To do: Only lines holding the string "Thước" are wanted; copy each one from the material.
..............................
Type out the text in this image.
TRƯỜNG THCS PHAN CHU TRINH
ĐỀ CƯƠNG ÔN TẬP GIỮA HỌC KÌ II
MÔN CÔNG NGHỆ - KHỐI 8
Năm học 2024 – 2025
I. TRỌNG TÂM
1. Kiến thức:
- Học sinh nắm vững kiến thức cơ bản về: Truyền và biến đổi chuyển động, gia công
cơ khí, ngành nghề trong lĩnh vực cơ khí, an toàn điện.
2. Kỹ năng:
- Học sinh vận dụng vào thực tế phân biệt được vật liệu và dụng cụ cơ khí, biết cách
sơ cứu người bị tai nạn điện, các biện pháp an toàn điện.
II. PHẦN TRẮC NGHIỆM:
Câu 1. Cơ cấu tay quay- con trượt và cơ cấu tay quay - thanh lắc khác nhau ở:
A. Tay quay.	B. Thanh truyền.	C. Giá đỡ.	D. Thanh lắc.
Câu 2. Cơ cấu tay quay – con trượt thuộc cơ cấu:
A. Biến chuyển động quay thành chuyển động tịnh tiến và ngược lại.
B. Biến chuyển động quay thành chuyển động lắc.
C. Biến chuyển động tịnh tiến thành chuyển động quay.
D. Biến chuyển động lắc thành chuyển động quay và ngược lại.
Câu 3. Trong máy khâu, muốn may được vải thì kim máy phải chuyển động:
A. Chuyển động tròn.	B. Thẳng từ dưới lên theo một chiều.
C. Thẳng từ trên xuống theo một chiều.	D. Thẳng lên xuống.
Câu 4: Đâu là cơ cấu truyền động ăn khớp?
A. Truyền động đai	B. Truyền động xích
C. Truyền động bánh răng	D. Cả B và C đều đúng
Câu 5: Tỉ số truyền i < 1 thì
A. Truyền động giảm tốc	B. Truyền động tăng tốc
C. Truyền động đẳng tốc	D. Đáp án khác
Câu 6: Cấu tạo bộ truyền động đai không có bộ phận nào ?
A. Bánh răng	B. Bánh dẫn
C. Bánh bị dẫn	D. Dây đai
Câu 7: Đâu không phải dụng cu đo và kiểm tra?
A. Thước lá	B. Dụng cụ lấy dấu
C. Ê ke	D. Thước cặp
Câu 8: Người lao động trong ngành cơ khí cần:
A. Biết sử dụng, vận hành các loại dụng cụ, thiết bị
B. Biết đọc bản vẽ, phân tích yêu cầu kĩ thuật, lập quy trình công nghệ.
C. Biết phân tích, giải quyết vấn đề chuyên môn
..............................
Answer to this exercise:
A. Thước lá	B. Dụng cụ lấy dấu
C. Ê ke	D. Thước cặp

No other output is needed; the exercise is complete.